WORK REQUIRED: Review the material line by line. Identify and copy every line that contains the string "donner".

PROVIDED RECORDS:
- - -

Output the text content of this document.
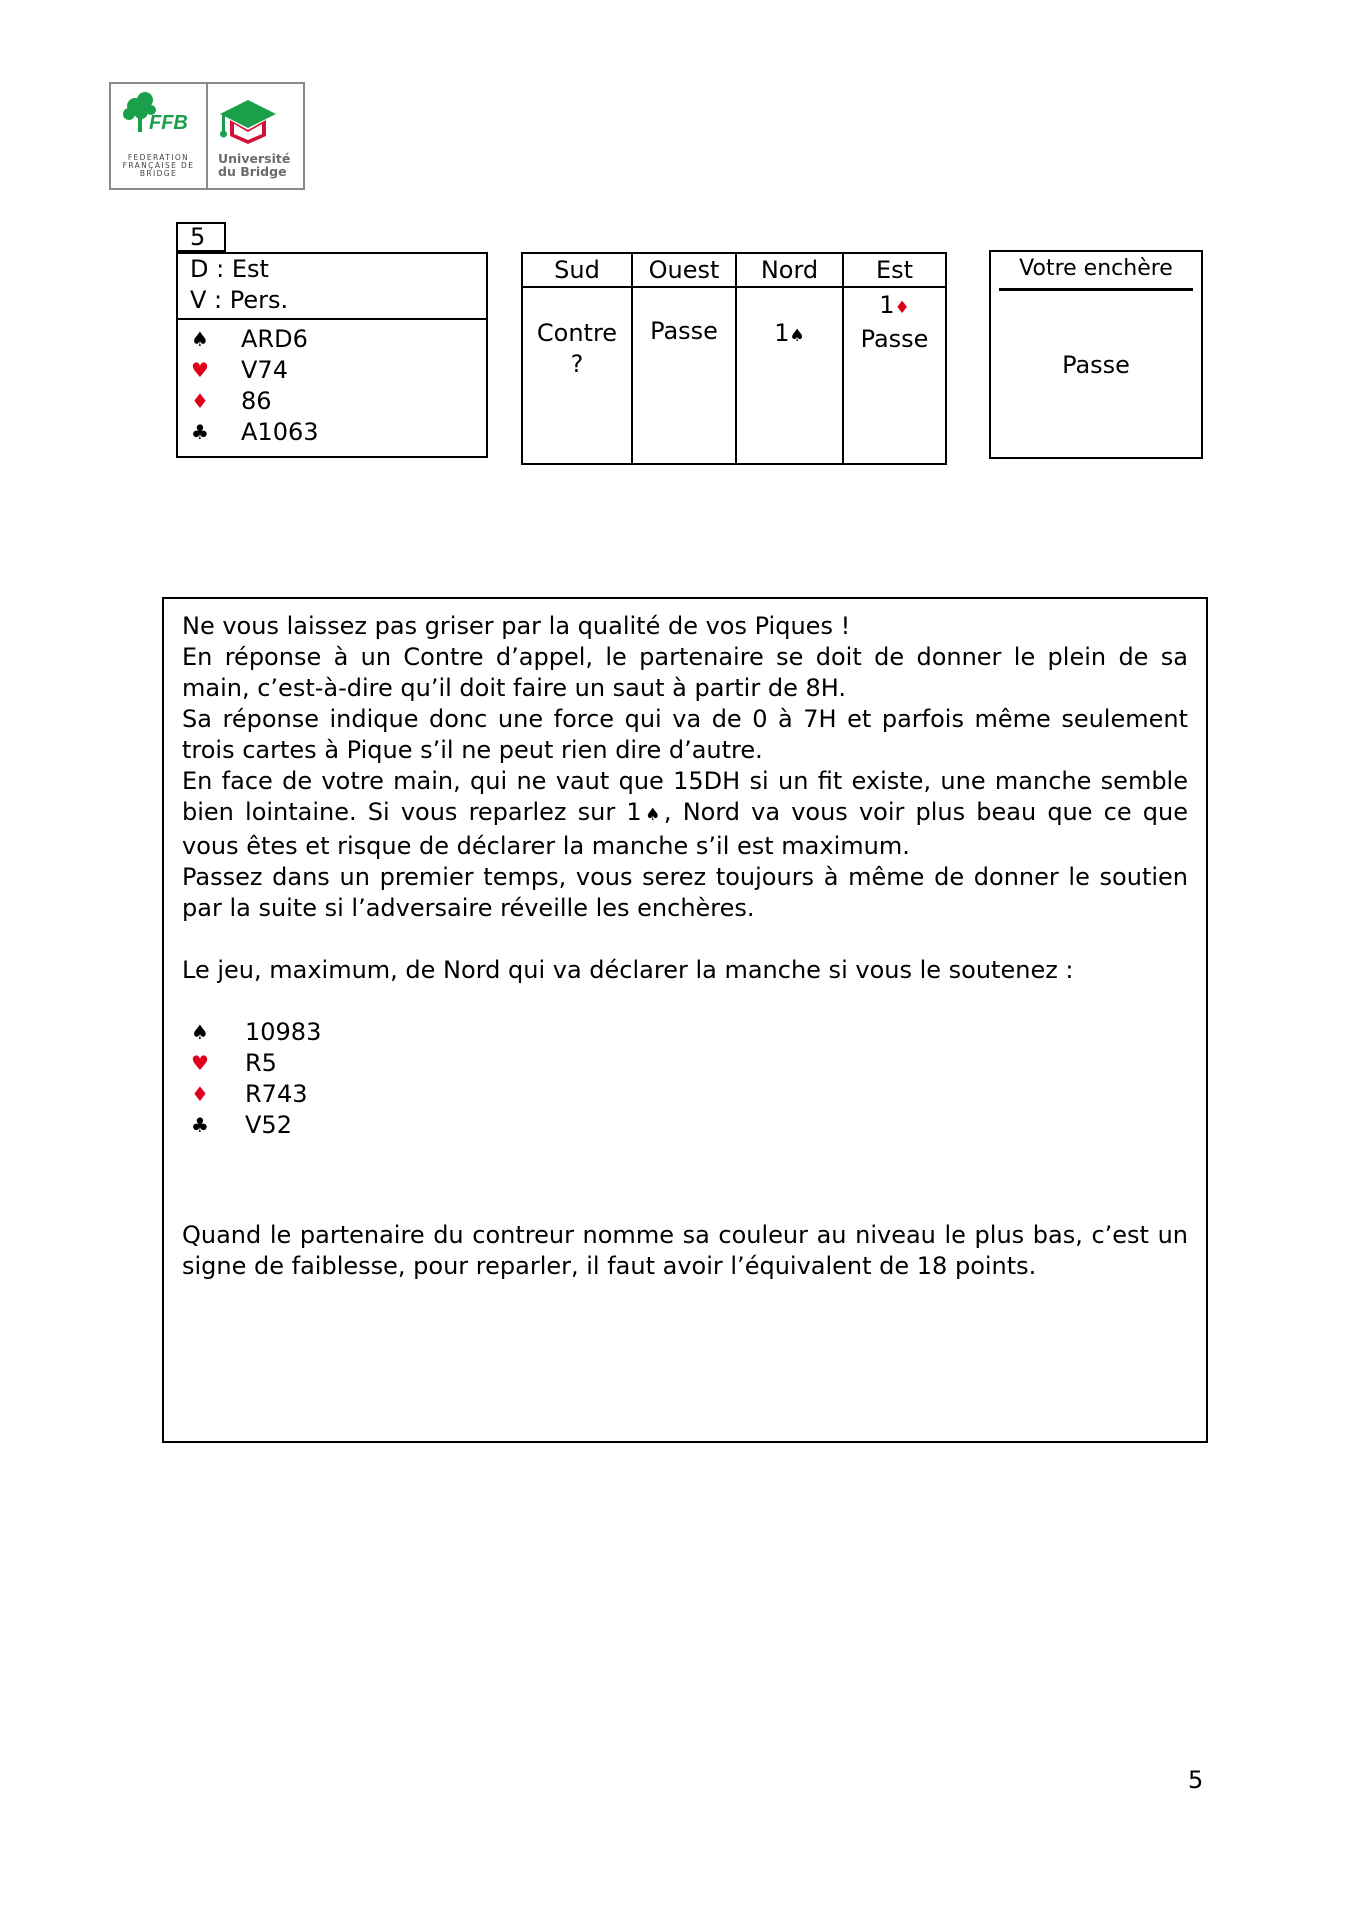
FFB
FEDERATION FRANÇAISE DE BRIDGE
Université
du Bridge
5
D : Est
V : Pers.
♠ ARD6
♥ V74
♦ 86
♣ A1063
Sud
Contre
?
Ouest
Passe
Nord
1♠
Est
1♦
Passe
Votre enchère
Passe

Ne vous laissez pas griser par la qualité de vos Piques !

En réponse à un Contre d’appel, le partenaire se doit de donner le plein de sa main, c’est-à-dire qu’il doit faire un saut à partir de 8H.

Sa réponse indique donc une force qui va de 0 à 7H et parfois même seulement trois cartes à Pique s’il ne peut rien dire d’autre.

En face de votre main, qui ne vaut que 15DH si un fit existe, une manche semble bien lointaine. Si vous reparlez sur 1♠, Nord va vous voir plus beau que ce que vous êtes et risque de déclarer la manche s’il est maximum.

Passez dans un premier temps, vous serez toujours à même de donner le soutien par la suite si l’adversaire réveille les enchères.

Le jeu, maximum, de Nord qui va déclarer la manche si vous le soutenez :

♠ 10983
♥ R5
♦ R743
♣ V52

Quand le partenaire du contreur nomme sa couleur au niveau le plus bas, c’est un signe de faiblesse, pour reparler, il faut avoir l’équivalent de 18 points.

5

- - -

FULL ANSWER:
En réponse à un Contre d’appel, le partenaire se doit de donner le plein de sa main, c’est-à-dire qu’il doit faire un saut à partir de 8H.
Passez dans un premier temps, vous serez toujours à même de donner le soutien par la suite si l’adversaire réveille les enchères.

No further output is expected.